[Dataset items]
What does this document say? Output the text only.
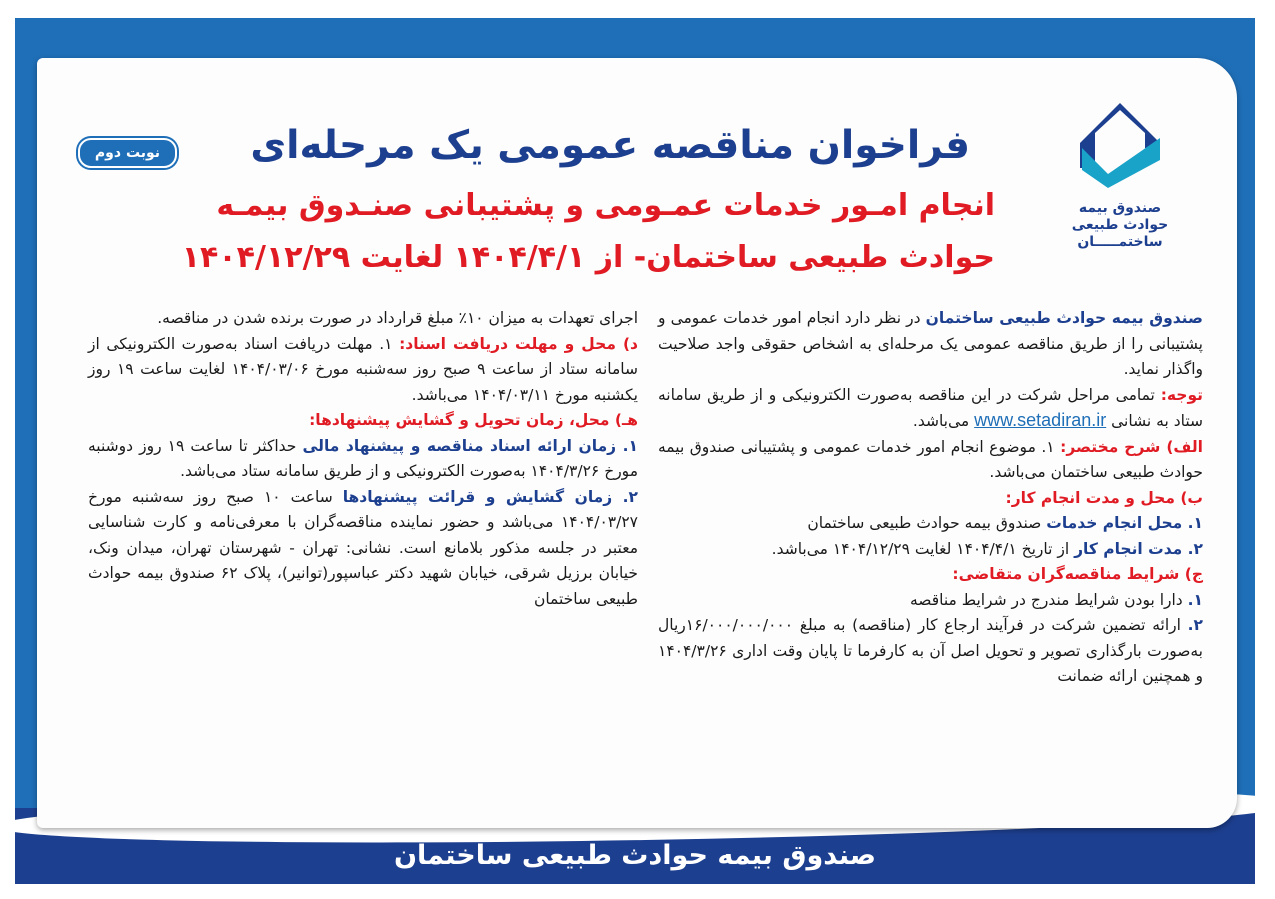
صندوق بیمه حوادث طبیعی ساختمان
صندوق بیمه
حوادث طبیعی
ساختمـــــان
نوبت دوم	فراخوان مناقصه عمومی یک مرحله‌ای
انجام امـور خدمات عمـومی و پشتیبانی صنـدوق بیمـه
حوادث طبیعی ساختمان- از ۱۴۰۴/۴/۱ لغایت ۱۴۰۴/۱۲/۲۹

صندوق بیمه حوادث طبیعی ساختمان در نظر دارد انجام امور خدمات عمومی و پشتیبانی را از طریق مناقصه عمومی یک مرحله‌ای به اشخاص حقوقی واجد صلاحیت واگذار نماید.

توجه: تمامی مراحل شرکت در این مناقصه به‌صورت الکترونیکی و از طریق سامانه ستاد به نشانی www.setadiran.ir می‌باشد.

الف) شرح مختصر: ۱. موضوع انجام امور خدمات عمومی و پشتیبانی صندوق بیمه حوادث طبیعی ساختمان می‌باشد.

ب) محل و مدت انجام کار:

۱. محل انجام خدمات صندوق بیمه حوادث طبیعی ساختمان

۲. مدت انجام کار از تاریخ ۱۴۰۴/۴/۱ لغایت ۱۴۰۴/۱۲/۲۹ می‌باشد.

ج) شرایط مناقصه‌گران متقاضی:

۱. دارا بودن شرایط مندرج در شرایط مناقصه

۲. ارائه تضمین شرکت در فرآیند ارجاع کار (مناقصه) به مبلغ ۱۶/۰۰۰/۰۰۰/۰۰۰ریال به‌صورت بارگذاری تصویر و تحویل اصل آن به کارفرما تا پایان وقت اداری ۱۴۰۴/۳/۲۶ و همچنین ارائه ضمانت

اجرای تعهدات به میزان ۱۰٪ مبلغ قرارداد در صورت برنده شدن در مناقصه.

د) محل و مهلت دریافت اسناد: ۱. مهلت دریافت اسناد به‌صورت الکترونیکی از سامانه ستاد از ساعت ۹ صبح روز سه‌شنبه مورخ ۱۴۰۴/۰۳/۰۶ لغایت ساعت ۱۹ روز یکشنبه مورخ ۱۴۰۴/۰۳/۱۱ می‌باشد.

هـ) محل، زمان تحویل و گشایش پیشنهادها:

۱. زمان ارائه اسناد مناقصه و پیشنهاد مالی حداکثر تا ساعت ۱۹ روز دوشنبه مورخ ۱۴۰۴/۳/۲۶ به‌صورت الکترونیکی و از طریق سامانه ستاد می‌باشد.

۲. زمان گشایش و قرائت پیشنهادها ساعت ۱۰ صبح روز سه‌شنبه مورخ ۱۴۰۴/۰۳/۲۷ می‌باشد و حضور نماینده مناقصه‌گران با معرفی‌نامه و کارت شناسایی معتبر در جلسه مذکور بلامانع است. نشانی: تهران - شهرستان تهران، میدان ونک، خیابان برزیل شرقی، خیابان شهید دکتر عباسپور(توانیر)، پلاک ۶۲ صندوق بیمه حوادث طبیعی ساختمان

▶ [PROBLEM] Answer with one number only: how many lines above contain the word "خدمات".

▶ [WRITTEN RESPONSE] 4